WHAT IS BEING ASKED: Repeat the entire listing exactly.

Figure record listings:

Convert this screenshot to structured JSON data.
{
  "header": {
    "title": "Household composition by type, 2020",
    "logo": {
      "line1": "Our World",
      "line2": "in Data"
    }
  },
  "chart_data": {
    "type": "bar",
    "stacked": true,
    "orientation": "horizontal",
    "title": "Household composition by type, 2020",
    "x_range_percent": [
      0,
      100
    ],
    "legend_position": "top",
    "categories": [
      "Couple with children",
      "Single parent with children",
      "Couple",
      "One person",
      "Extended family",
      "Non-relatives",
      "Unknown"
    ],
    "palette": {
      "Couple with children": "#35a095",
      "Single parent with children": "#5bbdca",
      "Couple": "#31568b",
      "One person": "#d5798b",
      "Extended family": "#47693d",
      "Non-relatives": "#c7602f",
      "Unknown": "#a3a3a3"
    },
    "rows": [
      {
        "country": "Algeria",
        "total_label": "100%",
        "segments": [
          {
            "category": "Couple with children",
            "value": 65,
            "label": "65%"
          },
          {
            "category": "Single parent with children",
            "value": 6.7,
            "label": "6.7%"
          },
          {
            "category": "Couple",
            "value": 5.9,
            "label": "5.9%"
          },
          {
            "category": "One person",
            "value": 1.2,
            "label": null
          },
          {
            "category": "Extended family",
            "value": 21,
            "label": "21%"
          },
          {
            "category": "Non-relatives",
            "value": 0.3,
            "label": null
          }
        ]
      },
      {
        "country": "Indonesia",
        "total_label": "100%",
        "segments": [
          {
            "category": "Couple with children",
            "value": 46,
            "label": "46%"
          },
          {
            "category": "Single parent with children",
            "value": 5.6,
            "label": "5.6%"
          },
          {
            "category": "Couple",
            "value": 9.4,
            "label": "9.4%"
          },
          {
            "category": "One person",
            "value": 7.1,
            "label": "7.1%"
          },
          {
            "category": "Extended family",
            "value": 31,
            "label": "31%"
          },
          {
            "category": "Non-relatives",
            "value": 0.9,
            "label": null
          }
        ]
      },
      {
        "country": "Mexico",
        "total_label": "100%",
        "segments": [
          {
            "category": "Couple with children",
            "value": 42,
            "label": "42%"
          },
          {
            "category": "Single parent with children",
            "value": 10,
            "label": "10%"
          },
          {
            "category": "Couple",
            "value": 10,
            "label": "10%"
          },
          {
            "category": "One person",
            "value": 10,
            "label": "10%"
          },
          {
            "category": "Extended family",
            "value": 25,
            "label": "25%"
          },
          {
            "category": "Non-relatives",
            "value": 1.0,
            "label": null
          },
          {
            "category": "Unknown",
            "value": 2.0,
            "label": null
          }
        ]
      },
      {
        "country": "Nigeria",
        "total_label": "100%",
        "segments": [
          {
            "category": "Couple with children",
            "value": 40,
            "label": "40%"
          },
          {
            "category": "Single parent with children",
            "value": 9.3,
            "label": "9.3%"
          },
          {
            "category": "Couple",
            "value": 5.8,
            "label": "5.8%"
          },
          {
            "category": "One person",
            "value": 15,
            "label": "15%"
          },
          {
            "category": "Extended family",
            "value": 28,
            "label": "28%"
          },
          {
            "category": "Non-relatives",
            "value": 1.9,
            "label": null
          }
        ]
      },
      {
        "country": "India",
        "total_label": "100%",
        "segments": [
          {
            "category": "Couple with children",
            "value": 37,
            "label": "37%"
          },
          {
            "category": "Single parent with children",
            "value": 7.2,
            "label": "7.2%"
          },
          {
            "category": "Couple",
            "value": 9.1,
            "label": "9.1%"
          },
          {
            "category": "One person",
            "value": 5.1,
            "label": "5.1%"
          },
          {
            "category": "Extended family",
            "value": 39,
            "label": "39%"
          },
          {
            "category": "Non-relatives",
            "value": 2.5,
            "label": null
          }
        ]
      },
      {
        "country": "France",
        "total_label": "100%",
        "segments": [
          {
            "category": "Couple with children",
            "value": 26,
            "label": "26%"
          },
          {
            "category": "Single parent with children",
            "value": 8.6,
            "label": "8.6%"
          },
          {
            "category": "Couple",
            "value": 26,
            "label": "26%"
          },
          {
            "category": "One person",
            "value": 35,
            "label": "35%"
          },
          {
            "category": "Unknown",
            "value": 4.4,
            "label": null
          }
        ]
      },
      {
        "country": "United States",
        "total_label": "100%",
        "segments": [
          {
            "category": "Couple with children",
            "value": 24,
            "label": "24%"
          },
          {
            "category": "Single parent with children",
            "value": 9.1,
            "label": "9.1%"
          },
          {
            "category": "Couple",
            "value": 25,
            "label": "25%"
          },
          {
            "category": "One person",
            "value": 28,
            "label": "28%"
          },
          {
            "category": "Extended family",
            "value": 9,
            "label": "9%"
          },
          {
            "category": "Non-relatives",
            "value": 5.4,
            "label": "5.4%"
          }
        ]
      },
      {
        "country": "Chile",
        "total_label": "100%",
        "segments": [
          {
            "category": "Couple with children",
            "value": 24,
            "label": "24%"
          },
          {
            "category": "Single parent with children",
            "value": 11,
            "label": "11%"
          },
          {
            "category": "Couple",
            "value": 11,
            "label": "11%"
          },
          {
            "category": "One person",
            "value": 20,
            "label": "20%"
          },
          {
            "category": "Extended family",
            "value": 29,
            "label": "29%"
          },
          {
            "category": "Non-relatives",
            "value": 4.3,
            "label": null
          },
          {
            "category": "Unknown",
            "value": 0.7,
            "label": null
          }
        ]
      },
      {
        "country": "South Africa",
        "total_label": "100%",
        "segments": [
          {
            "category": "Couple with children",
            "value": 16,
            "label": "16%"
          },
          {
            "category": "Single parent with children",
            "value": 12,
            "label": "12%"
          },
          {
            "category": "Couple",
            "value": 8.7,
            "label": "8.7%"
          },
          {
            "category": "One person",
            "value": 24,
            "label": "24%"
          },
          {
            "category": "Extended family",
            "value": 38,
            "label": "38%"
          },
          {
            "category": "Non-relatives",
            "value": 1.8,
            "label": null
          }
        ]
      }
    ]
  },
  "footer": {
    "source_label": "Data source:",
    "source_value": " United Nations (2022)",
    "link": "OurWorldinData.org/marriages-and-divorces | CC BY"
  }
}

EXERCISE ANSWER:
Convert this screenshot to structured JSON data.
{
  "header": {
    "title": "Household composition by type, 2020",
    "logo": {
      "line1": "Our World",
      "line2": "in Data"
    }
  },
  "chart_data": {
    "type": "bar",
    "stacked": true,
    "orientation": "horizontal",
    "title": "Household composition by type, 2020",
    "x_range_percent": [
      0,
      100
    ],
    "legend_position": "top",
    "categories": [
      "Couple with children",
      "Single parent with children",
      "Couple",
      "One person",
      "Extended family",
      "Non-relatives",
      "Unknown"
    ],
    "palette": {
      "Couple with children": "#35a095",
      "Single parent with children": "#5bbdca",
      "Couple": "#31568b",
      "One person": "#d5798b",
      "Extended family": "#47693d",
      "Non-relatives": "#c7602f",
      "Unknown": "#a3a3a3"
    },
    "rows": [
      {
        "country": "Algeria",
        "total_label": "100%",
        "segments": [
          {
            "category": "Couple with children",
            "value": 65,
            "label": "65%"
          },
          {
            "category": "Single parent with children",
            "value": 6.7,
            "label": "6.7%"
          },
          {
            "category": "Couple",
            "value": 5.9,
            "label": "5.9%"
          },
          {
            "category": "One person",
            "value": 1.2,
            "label": null
          },
          {
            "category": "Extended family",
            "value": 21,
            "label": "21%"
          },
          {
            "category": "Non-relatives",
            "value": 0.3,
            "label": null
          }
        ]
      },
      {
        "country": "Indonesia",
        "total_label": "100%",
        "segments": [
          {
            "category": "Couple with children",
            "value": 46,
            "label": "46%"
          },
          {
            "category": "Single parent with children",
            "value": 5.6,
            "label": "5.6%"
          },
          {
            "category": "Couple",
            "value": 9.4,
            "label": "9.4%"
          },
          {
            "category": "One person",
            "value": 7.1,
            "label": "7.1%"
          },
          {
            "category": "Extended family",
            "value": 31,
            "label": "31%"
          },
          {
            "category": "Non-relatives",
            "value": 0.9,
            "label": null
          }
        ]
      },
      {
        "country": "Mexico",
        "total_label": "100%",
        "segments": [
          {
            "category": "Couple with children",
            "value": 42,
            "label": "42%"
          },
          {
            "category": "Single parent with children",
            "value": 10,
            "label": "10%"
          },
          {
            "category": "Couple",
            "value": 10,
            "label": "10%"
          },
          {
            "category": "One person",
            "value": 10,
            "label": "10%"
          },
          {
            "category": "Extended family",
            "value": 25,
            "label": "25%"
          },
          {
            "category": "Non-relatives",
            "value": 1.0,
            "label": null
          },
          {
            "category": "Unknown",
            "value": 2.0,
            "label": null
          }
        ]
      },
      {
        "country": "Nigeria",
        "total_label": "100%",
        "segments": [
          {
            "category": "Couple with children",
            "value": 40,
            "label": "40%"
          },
          {
            "category": "Single parent with children",
            "value": 9.3,
            "label": "9.3%"
          },
          {
            "category": "Couple",
            "value": 5.8,
            "label": "5.8%"
          },
          {
            "category": "One person",
            "value": 15,
            "label": "15%"
          },
          {
            "category": "Extended family",
            "value": 28,
            "label": "28%"
          },
          {
            "category": "Non-relatives",
            "value": 1.9,
            "label": null
          }
        ]
      },
      {
        "country": "India",
        "total_label": "100%",
        "segments": [
          {
            "category": "Couple with children",
            "value": 37,
            "label": "37%"
          },
          {
            "category": "Single parent with children",
            "value": 7.2,
            "label": "7.2%"
          },
          {
            "category": "Couple",
            "value": 9.1,
            "label": "9.1%"
          },
          {
            "category": "One person",
            "value": 5.1,
            "label": "5.1%"
          },
          {
            "category": "Extended family",
            "value": 39,
            "label": "39%"
          },
          {
            "category": "Non-relatives",
            "value": 2.5,
            "label": null
          }
        ]
      },
      {
        "country": "France",
        "total_label": "100%",
        "segments": [
          {
            "category": "Couple with children",
            "value": 26,
            "label": "26%"
          },
          {
            "category": "Single parent with children",
            "value": 8.6,
            "label": "8.6%"
          },
          {
            "category": "Couple",
            "value": 26,
            "label": "26%"
          },
          {
            "category": "One person",
            "value": 35,
            "label": "35%"
          },
          {
            "category": "Unknown",
            "value": 4.4,
            "label": null
          }
        ]
      },
      {
        "country": "United States",
        "total_label": "100%",
        "segments": [
          {
            "category": "Couple with children",
            "value": 24,
            "label": "24%"
          },
          {
            "category": "Single parent with children",
            "value": 9.1,
            "label": "9.1%"
          },
          {
            "category": "Couple",
            "value": 25,
            "label": "25%"
          },
          {
            "category": "One person",
            "value": 28,
            "label": "28%"
          },
          {
            "category": "Extended family",
            "value": 9,
            "label": "9%"
          },
          {
            "category": "Non-relatives",
            "value": 5.4,
            "label": "5.4%"
          }
        ]
      },
      {
        "country": "Chile",
        "total_label": "100%",
        "segments": [
          {
            "category": "Couple with children",
            "value": 24,
            "label": "24%"
          },
          {
            "category": "Single parent with children",
            "value": 11,
            "label": "11%"
          },
          {
            "category": "Couple",
            "value": 11,
            "label": "11%"
          },
          {
            "category": "One person",
            "value": 20,
            "label": "20%"
          },
          {
            "category": "Extended family",
            "value": 29,
            "label": "29%"
          },
          {
            "category": "Non-relatives",
            "value": 4.3,
            "label": null
          },
          {
            "category": "Unknown",
            "value": 0.7,
            "label": null
          }
        ]
      },
      {
        "country": "South Africa",
        "total_label": "100%",
        "segments": [
          {
            "category": "Couple with children",
            "value": 16,
            "label": "16%"
          },
          {
            "category": "Single parent with children",
            "value": 12,
            "label": "12%"
          },
          {
            "category": "Couple",
            "value": 8.7,
            "label": "8.7%"
          },
          {
            "category": "One person",
            "value": 24,
            "label": "24%"
          },
          {
            "category": "Extended family",
            "value": 38,
            "label": "38%"
          },
          {
            "category": "Non-relatives",
            "value": 1.8,
            "label": null
          }
        ]
      }
    ]
  },
  "footer": {
    "source_label": "Data source:",
    "source_value": " United Nations (2022)",
    "link": "OurWorldinData.org/marriages-and-divorces | CC BY"
  }
}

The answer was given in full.